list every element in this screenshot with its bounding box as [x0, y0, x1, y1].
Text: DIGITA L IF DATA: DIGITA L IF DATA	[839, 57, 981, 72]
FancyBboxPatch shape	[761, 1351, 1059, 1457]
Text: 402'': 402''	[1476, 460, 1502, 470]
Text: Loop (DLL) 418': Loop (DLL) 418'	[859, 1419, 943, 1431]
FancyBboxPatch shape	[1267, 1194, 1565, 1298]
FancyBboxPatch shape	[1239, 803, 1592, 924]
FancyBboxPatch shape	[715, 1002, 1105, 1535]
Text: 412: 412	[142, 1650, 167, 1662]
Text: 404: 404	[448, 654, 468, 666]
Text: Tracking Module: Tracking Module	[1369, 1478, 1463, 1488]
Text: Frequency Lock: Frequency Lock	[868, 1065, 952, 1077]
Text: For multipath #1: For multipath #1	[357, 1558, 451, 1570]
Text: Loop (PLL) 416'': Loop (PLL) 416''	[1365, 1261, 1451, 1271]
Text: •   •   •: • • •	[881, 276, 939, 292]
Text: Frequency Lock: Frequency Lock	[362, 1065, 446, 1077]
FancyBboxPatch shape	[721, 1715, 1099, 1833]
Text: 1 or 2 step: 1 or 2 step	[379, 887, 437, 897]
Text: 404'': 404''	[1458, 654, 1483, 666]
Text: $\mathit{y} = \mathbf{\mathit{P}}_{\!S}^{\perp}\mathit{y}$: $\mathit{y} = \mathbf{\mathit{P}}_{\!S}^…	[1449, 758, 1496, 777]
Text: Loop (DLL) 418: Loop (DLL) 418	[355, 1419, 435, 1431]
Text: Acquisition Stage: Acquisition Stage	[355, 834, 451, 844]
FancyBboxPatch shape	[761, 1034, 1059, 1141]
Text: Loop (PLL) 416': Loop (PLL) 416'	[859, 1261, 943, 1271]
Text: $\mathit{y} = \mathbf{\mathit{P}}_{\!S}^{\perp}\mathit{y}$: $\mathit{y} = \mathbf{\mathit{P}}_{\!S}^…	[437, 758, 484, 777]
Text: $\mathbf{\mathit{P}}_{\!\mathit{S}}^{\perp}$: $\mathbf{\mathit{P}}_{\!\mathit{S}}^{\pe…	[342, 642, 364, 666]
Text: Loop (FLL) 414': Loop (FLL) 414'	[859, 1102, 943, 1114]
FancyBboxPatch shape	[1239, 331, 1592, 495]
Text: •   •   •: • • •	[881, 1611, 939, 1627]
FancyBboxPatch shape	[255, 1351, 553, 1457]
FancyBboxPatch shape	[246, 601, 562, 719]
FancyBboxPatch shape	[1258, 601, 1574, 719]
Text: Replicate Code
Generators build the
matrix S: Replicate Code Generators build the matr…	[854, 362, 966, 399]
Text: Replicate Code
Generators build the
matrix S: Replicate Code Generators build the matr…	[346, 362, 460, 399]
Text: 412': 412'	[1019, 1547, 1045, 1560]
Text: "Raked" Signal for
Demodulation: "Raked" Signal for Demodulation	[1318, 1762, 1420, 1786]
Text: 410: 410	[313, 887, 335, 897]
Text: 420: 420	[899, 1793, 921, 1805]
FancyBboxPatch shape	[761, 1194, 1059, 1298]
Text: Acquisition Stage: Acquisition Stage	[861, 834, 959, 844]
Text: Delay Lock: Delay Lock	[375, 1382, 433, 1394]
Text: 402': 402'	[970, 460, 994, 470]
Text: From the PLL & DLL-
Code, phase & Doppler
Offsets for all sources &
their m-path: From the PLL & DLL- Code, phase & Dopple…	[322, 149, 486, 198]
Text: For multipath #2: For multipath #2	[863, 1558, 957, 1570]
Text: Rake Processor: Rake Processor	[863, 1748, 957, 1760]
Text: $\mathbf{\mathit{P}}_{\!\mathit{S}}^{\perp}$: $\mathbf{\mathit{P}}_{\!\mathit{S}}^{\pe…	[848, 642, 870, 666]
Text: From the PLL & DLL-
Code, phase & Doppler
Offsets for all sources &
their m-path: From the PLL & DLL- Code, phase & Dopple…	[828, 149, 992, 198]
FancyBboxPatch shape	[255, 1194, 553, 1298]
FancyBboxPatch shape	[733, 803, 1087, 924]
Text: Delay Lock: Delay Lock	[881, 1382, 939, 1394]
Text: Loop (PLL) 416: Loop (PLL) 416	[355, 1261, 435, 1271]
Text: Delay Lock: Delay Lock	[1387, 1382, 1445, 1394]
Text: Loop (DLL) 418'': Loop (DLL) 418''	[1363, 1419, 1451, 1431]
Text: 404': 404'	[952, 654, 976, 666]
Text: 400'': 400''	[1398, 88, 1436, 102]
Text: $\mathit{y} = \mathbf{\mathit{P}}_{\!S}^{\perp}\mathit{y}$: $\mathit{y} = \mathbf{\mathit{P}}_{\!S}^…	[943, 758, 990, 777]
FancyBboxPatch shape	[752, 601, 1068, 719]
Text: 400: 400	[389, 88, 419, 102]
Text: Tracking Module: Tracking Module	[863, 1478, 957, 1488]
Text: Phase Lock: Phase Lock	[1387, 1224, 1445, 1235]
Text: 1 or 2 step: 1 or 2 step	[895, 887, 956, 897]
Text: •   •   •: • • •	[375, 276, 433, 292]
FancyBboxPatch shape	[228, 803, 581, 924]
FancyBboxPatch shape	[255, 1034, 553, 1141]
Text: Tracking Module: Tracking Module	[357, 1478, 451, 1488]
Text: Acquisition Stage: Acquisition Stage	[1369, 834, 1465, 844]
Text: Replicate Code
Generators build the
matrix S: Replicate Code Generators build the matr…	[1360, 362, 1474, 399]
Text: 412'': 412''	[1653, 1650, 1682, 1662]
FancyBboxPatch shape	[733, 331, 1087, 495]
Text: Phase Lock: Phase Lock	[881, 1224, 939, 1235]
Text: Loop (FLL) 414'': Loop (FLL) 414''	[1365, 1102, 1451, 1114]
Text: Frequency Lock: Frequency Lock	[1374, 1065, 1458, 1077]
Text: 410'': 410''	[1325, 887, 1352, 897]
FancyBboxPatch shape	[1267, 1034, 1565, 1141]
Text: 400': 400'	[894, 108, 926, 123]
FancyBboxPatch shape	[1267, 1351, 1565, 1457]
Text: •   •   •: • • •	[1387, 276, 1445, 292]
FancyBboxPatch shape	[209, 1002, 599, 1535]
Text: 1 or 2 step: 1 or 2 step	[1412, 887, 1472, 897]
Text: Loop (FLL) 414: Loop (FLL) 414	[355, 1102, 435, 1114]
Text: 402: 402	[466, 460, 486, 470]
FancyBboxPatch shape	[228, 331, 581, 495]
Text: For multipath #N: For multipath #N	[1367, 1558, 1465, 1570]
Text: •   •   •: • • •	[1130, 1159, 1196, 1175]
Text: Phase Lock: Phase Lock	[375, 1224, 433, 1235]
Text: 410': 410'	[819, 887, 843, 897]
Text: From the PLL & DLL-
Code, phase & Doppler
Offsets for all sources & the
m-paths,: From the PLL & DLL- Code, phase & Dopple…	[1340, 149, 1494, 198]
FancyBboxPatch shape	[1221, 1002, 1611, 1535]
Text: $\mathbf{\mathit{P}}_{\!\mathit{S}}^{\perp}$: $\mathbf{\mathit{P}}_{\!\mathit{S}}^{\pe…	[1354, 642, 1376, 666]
══════════
◆ **Problem statement**
Reproduce verbatim the records from the first line up to and including the line that contains "460, 1502, 470]".

◆ **Solution below**
list every element in this screenshot with its bounding box as [x0, y0, x1, y1].
Text: DIGITA L IF DATA: DIGITA L IF DATA	[839, 57, 981, 72]
FancyBboxPatch shape	[761, 1351, 1059, 1457]
Text: 402'': 402''	[1476, 460, 1502, 470]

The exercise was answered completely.